=== Extrait fourni ===
De temps en temps, elle me regarde, sourcil levé et s'enquiert :
"Vous pensez que j'ai progressé ?
Je balbutie, un peu trop enthousiaste :
- Oui, bien sûr que vous avez progressé, n'en êtes-vous pas consciente ?
- Et bien non, assène-t-elle avant de partir d'un éclat de rire grelottant. Absolument pas ! Enfin j'ai plus de souffle mais là, quand je m'entends avec le micro, je trouve ça très laid !
Redevenant sérieuse, elle me demande des détails :
-Le jeune homme qui était avant moi... hum... vous avez trouvé qu'il chantait comment ? Parce que, comment dire ? Je ne tiens pas à être méchante, n'est-ce pas, mais... Il ne chantait pas bien, hein ? Vous ne trouvez pas qu'il chantait bien ? Je l'espère... Non, parce que si je chante comme ça, dites-le moi tout de suite et j'arrête tout ! Enfin c'était peut-être la chanson, elle était difficile certainement..."
=== Données présentées ===
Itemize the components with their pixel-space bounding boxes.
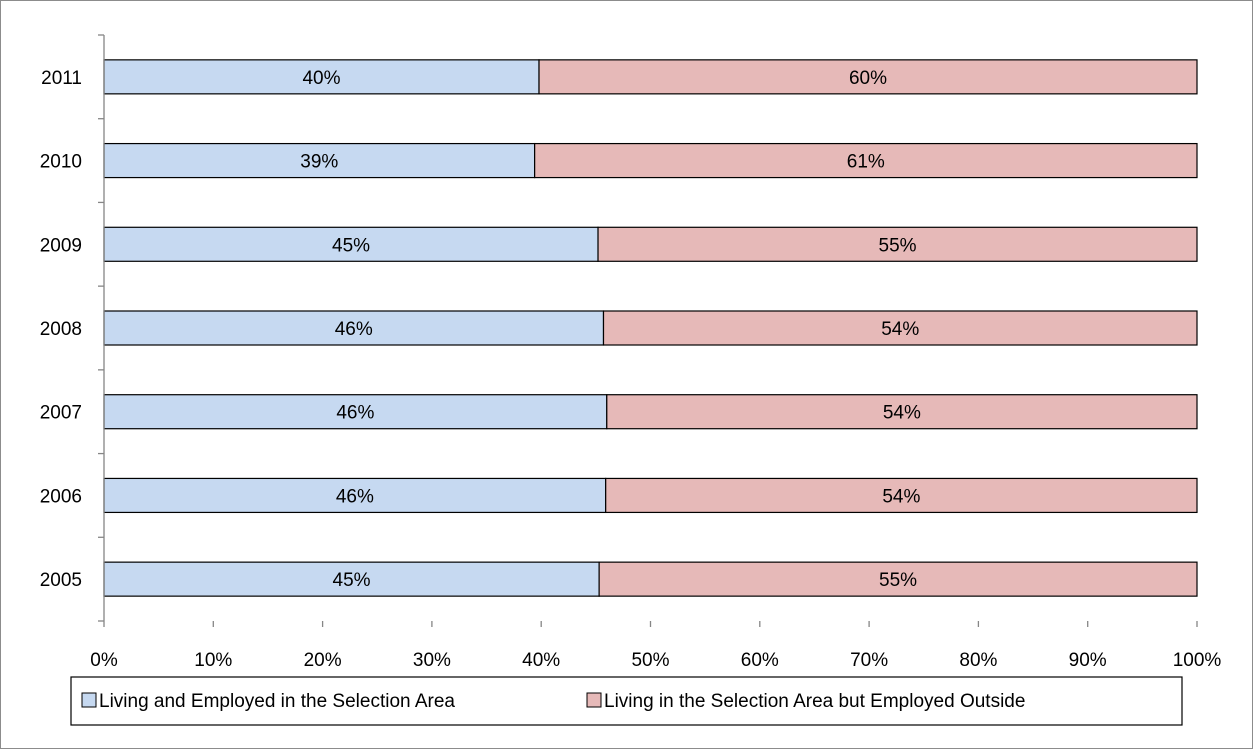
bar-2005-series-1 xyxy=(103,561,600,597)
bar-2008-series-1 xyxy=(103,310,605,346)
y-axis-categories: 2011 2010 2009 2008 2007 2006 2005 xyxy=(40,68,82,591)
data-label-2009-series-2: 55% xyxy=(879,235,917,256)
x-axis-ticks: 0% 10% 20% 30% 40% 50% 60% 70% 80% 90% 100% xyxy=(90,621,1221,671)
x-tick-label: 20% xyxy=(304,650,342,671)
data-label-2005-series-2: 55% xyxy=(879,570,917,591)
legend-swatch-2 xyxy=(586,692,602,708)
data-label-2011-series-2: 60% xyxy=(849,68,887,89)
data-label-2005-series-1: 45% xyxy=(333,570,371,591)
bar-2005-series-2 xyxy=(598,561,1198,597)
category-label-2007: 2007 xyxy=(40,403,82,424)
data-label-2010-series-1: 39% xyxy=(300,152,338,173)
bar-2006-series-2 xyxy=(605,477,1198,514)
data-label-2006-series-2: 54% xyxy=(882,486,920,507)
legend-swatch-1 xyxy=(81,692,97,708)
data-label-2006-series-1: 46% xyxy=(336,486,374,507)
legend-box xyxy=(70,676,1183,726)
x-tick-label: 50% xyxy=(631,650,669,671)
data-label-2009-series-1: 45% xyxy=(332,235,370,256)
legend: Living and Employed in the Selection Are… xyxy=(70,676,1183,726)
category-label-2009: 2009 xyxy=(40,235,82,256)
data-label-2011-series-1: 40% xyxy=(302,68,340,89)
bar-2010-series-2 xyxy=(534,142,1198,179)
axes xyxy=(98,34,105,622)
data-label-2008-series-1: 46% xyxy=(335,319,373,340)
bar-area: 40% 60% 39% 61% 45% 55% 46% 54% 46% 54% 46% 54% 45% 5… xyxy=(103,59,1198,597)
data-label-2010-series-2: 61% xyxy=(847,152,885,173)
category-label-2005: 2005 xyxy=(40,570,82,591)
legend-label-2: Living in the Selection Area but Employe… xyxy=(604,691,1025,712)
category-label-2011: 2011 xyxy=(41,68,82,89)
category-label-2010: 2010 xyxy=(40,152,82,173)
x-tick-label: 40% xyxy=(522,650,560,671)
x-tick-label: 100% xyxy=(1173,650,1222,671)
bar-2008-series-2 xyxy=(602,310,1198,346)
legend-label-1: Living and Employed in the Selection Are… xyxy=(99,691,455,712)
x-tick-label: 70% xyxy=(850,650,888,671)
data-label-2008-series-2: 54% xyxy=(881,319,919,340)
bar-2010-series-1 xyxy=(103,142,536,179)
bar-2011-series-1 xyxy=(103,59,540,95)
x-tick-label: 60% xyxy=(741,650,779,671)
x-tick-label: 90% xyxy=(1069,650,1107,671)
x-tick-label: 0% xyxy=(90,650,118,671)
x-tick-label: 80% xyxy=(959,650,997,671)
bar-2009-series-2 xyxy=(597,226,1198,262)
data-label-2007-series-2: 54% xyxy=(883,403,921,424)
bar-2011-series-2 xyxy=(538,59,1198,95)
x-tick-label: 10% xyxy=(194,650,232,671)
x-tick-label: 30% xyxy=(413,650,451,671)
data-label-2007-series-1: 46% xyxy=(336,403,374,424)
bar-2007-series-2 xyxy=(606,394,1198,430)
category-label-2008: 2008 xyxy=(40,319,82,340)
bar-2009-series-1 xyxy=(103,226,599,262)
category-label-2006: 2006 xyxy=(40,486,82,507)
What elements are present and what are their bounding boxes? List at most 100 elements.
===
## Consignes à suivre
1. Recopiez à l'identique les lignes de données, depuis celle qui contient « bar-2005-series-1 xyxy=(103,561,600,597) » jusqu'à celle qui contient « bar-2005-series-2 xyxy=(598,561,1198,597) », ces deux lignes comprises.
2. Poursuivez l'extrait sur la leçon de chant à partir de sa dernière phrase.
L'extrait et les lignes proviennent de sources distinctes.

## Résultats de l'exercice
1.
bar-2005-series-1 xyxy=(103,561,600,597)
bar-2008-series-1 xyxy=(103,310,605,346)
y-axis-categories: 2011 2010 2009 2008 2007 2006 2005 xyxy=(40,68,82,591)
data-label-2009-series-2: 55% xyxy=(879,235,917,256)
x-axis-ticks: 0% 10% 20% 30% 40% 50% 60% 70% 80% 90% 100% xyxy=(90,621,1221,671)
x-tick-label: 20% xyxy=(304,650,342,671)
data-label-2005-series-2: 55% xyxy=(879,570,917,591)
legend-swatch-2 xyxy=(586,692,602,708)
data-label-2011-series-2: 60% xyxy=(849,68,887,89)
data-label-2005-series-1: 45% xyxy=(333,570,371,591)
bar-2005-series-2 xyxy=(598,561,1198,597)

2.
Une fois, Desdémone exécutait une vocalise qui nécessite beaucoup de gymnastique faciale lorsqu'elle s'est écriée :
"Mon dieu, ce que je me sens ridicule !
- Mais non, ai-je rétorqué. Vous ne l'êtes pas. Pas du tout.
- Oui, a-t-elle dit, je comprends votre positionnement. Vous avez l'habitude. Vous n'êtes pas gênée. C'est comme moi, dans mon métier... Une amie à moi m'a demandée si je pouvais l'examiner, parce qu'elle avait besoin d'un second avis. Elle avait moyennement confiance en son gynécologue. Elle était un peu mal à l'aise mais je lui ai expliqué que je m'en moquais de la voir en position gynécologique. C'est mon métier et c'est tout. Je peux tout à fait aller dîner avec elle après lui avoir fait un frottis. C'est comme vous, je en serais pas gênée du tout si vous veniez consulter.
J'éclate de rire : - Oh moi si ! Je n'imagine pas du tout ça !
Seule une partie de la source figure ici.